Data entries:
□ □ □

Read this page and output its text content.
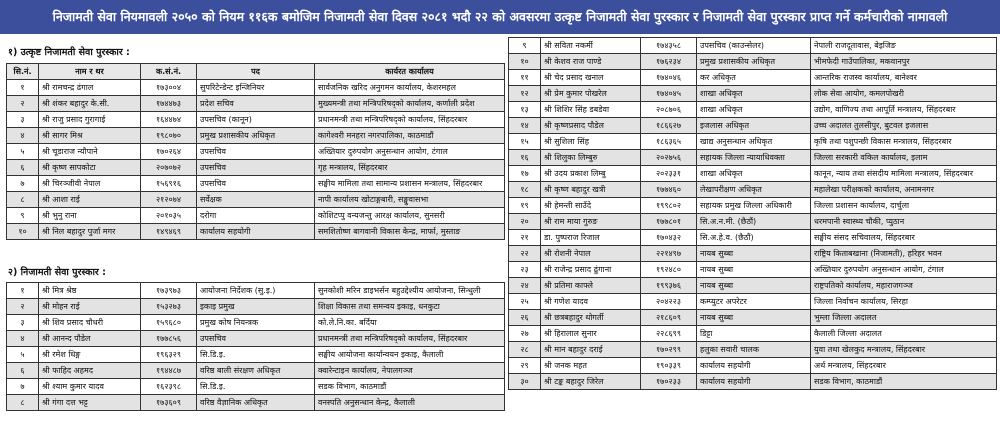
निजामती सेवा नियमावली २०५० को नियम ११६क बमोजिम निजामती सेवा दिवस २०८१ भदौ २२ को अवसरमा उत्कृष्ट निजामती सेवा पुरस्कार र निजामती सेवा पुरस्कार प्राप्त गर्ने कर्मचारीको नामावली
१) उत्कृष्ट निजामती सेवा पुरस्कार :
सि.नं.	नाम र थर	क.सं.नं.	पद	कार्यरत कार्यालय
१	श्री रामचन्द्र ढंगाल	१७३००४	सुपरिटेन्डेन्ट इन्जिनियर	सार्वजनिक खरिद अनुगमन कार्यालय, केशरमहल
२	श्री शंकर बहादुर के.सी.	१७४४७३	प्रदेश सचिव	मुख्यमन्त्री तथा मन्त्रिपरिषद्‌को कार्यालय, कर्णाली प्रदेश
३	श्री राजु प्रसाद गुरागाई	१६४४७४	उपसचिव (कानून)	प्रधानमन्त्री तथा मन्त्रिपरिषद्‌को कार्यालय, सिंहदरबार
४	श्री सागर मिश्र	१९८०७०	प्रमुख प्रशासकीय अधिकृत	कागेश्वरी मनहरा नगरपालिका, काठमाडौं
५	श्री चूडाराज न्यौपाने	१७०२६४	उपसचिव	अख्तियार दुरुपयोग अनुसन्धान आयोग, टंगाल
६	श्री कृष्ण सापकोटा	२०७०७२	उपसचिव	गृह मन्त्रालय, सिंहदरबार
७	श्री चिरञ्जीवी नेपाल	१५६९१६	उपसचिव	सङ्घीय मामिला तथा सामान्य प्रशासन मन्त्रालय, सिंहदरबार
८	श्री आशा राई	२१२०७४	सर्वेक्षक	नापी कार्यालय खोटाङ्गबारी, सङ्खुवासभा
९	श्री भुनु राना	२०१०३५	दरोगा	कोशिटप्पु वन्यजन्तु आरक्ष कार्यालय, सुनसरी
१०	श्री निल बहादुर पुर्जा मगर	१४९४६९	कार्यालय सहयोगी	समशितोष्ण बागवानी विकास केन्द्र, मार्फा, मुस्ताङ
२) निजामती सेवा पुरस्कार :
१	श्री मित्र श्रेष्ठ	१७३९७३	आयोजना निर्देशक (सु.इ.)	सुनकोशी मरिन डाइभर्सन बहुउद्देश्यीय आयोजना, सिन्धुली
२	श्री मोहन राई	१५३२७३	इकाइ प्रमुख	शिक्षा विकास तथा समन्वय इकाइ, धनकुटा
३	श्री शिव प्रसाद चौधरी	१५९६८०	प्रमुख कोष नियन्त्रक	को.ले.नि.का. बर्दिया
४	श्री आनन्द पौडेल	१७७८५६	उपसचिव	प्रधानमन्त्री तथा मन्त्रिपरिषद्‌को कार्यालय, सिंहदरबार
५	श्री रमेश धिङ्ग	१९६३२९	सि.डि.इ.	सङ्घीय आयोजना कार्यान्वयन इकाइ, कैलाली
६	श्री फाहिद अहमद	१९४४८७	वरिष्ठ बाली संरक्षण अधिकृत	क्वारेन्टाइन कार्यालय, नेपालगञ्ज
७	श्री श्याम कुमार यादव	१६२३९८	सि.डि.इ.	सडक विभाग, काठमाडौं
८	श्री गंगा दत्त भट्ट	१७३६०९	वरिष्ठ वैज्ञानिक अधिकृत	वनस्पति अनुसन्धान केन्द्र, कैलाली
९	श्री सविता नकर्मी	१७४३५८	उपसचिव (काउन्सेलर)	नेपाली राजदूतावास, बेइजिङ
१०	श्री केशव राज पाण्डे	१७६२३४	प्रमुख प्रशासकीय अधिकृत	भीमफेदी गाउँपालिका, मकवानपुर
११	श्री चेद प्रसाद खनाल	१७४०४६	कर अधिकृत	आन्तरिक राजस्व कार्यालय, बानेश्वर
१२	श्री प्रेम कुमार पोखरेल	१७४०४५	शाखा अधिकृत	लोक सेवा आयोग, कमलपोखरी
१३	श्री शिशिर सिंह डबडेवा	२०८७०६	शाखा अधिकृत	उद्योग, वाणिज्य तथा आपूर्ति मन्त्रालय, सिंहदरबार
१४	श्री कृष्णप्रसाद पौडेल	१८६६२७	इजलास अधिकृत	उच्च अदालत तुलसीपुर, बुटवल इजलास
१५	श्री सुशिला सिंह	१८६३६५	खाद्य अनुसन्धान अधिकृत	कृषि तथा पशुपन्छी विकास मन्त्रालय, सिंहदरबार
१६	श्री शिलुका लिम्बुरु	२०२७५६	सहायक जिल्ला न्यायाधिवक्ता	जिल्ला सरकारी वकिल कार्यालय, इलाम
१७	श्री उदय प्रकाश लिम्बु	२०२३३१	शाखा अधिकृत	कानून, न्याय तथा संसदीय मामिला मन्त्रालय, सिंहदरबार
१८	श्री कृष्ण बहादुर खत्री	१७७४६०	लेखापरीक्षण अधिकृत	महालेखा परीक्षकको कार्यालय, अनामनगर
१९	श्री हेमन्ती साउँदे	१९९८०२	सहायक प्रमुख जिल्ला अधिकारी	जिल्ला प्रशासन कार्यालय, दार्चुला
२०	श्री राम माया गुरुङ	१७७८०१	सि.अ.न.मी. (छैठौं)	धरमपानी स्वास्थ्य चौकी, प्युठान
२१	डा. पुष्पराज रिजाल	१७०४३२	सि.अ.हे.व. (छैठौं)	सङ्घीय संसद सचिवालय, सिंहदरबार
२२	श्री रोशनी नेपाल	२२१४९७	नायब सुब्बा	राष्ट्रिय किताबखाना (निजामती), हरिहर भवन
२३	श्री राजेन्द्र प्रसाद ढुंगाना	१९२४८०	नायब सुब्बा	अख्तियार दुरुपयोग अनुसन्धान आयोग, टंगाल
२४	श्री प्रतिमा काफ्ले	१९९३७६	नायब सुब्बा	राष्ट्रपतिको कार्यालय, महाराजगञ्ज
२५	श्री गणेश यादव	२०४२२३	कम्प्युटर अपरेटर	जिल्ला निर्वाचन कार्यालय, सिरहा
२६	श्री छत्रबहादुर थोगर्ती	२१८६०९	नायब सुब्बा	भुम्ला जिल्ला अदालत
२७	श्री हिरालाल सुनार	२२८६९९	डिट्टा	कैलाली जिल्ला अदालत
२८	श्री मान बहादुर दराई	१७०२९९	हलुका सवारी चालक	युवा तथा खेलकुद मन्त्रालय, सिंहदरबार
२९	श्री जनक महत	१९०३३९	कार्यालय सहयोगी	अर्थ मन्त्रालय, सिंहदरबार
३०	श्री टङ्क बहादुर जिरेल	१७०२३३	कार्यालय सहयोगी	सडक विभाग, काठमाडौं
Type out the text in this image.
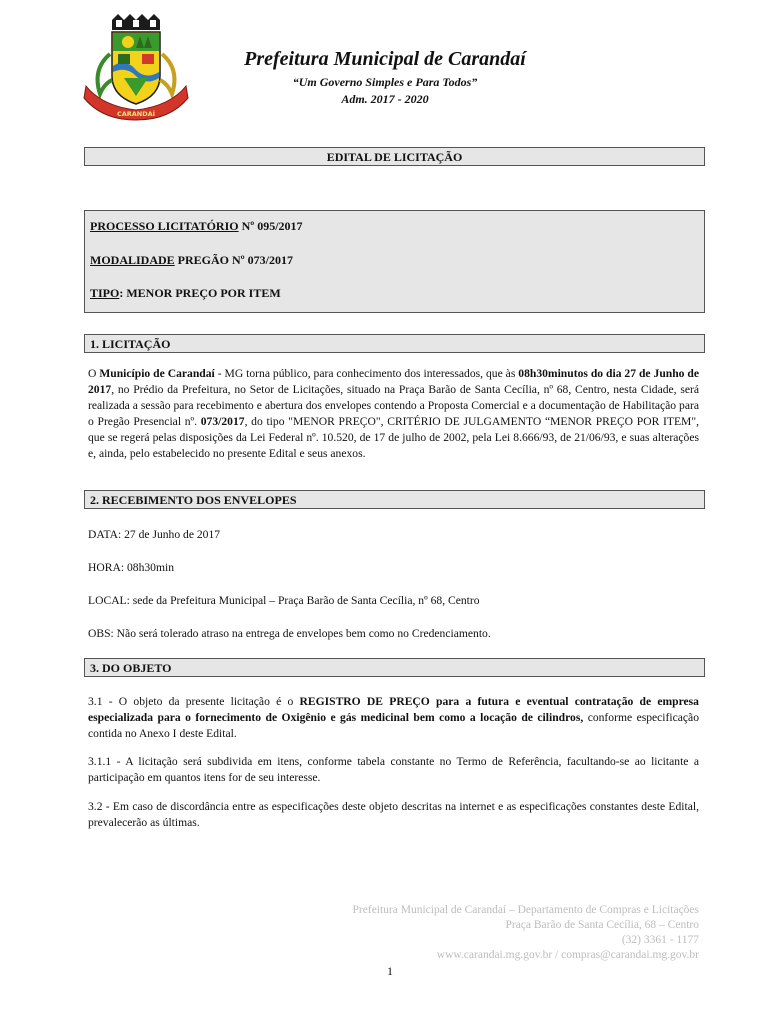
CARANDAÍ
Prefeitura Municipal de Carandaí
“Um Governo Simples e Para Todos”
Adm. 2017 - 2020
EDITAL DE LICITAÇÃO
PROCESSO LICITATÓRIO Nº 095/2017
MODALIDADE PREGÃO Nº 073/2017
TIPO: MENOR PREÇO POR ITEM
1. LICITAÇÃO
O Município de Carandaí - MG torna público, para conhecimento dos interessados, que às 08h30minutos do dia 27 de Junho de 2017, no Prédio da Prefeitura, no Setor de Licitações, situado na Praça Barão de Santa Cecília, nº 68, Centro, nesta Cidade, será realizada a sessão para recebimento e abertura dos envelopes contendo a Proposta Comercial e a documentação de Habilitação para o Pregão Presencial nº. 073/2017, do tipo "MENOR PREÇO", CRITÉRIO DE JULGAMENTO “MENOR PREÇO POR ITEM", que se regerá pelas disposições da Lei Federal nº. 10.520, de 17 de julho de 2002, pela Lei 8.666/93, de 21/06/93, e suas alterações e, ainda, pelo estabelecido no presente Edital e seus anexos.
2. RECEBIMENTO DOS ENVELOPES
DATA: 27 de Junho de 2017
HORA: 08h30min
LOCAL: sede da Prefeitura Municipal – Praça Barão de Santa Cecília, nº 68, Centro
OBS: Não será tolerado atraso na entrega de envelopes bem como no Credenciamento.
3. DO OBJETO
3.1 - O objeto da presente licitação é o REGISTRO DE PREÇO para a futura e eventual contratação de empresa especializada para o fornecimento de Oxigênio e gás medicinal bem como a locação de cilindros, conforme especificação contida no Anexo I deste Edital.
3.1.1 - A licitação será subdivida em itens, conforme tabela constante no Termo de Referência, facultando-se ao licitante a participação em quantos itens for de seu interesse.
3.2 - Em caso de discordância entre as especificações deste objeto descritas na internet e as especificações constantes deste Edital, prevalecerão as últimas.
Prefeitura Municipal de Carandaí – Departamento de Compras e Licitações
Praça Barão de Santa Cecília, 68 – Centro
(32) 3361 - 1177
www.carandai.mg.gov.br / compras@carandai.mg.gov.br
1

□ □ □

◆ **Description of the task**
Go through the data and gather every line that holds "this".

◆ **Expected answer**
Read this page and output its text content.
Type out the text in this image.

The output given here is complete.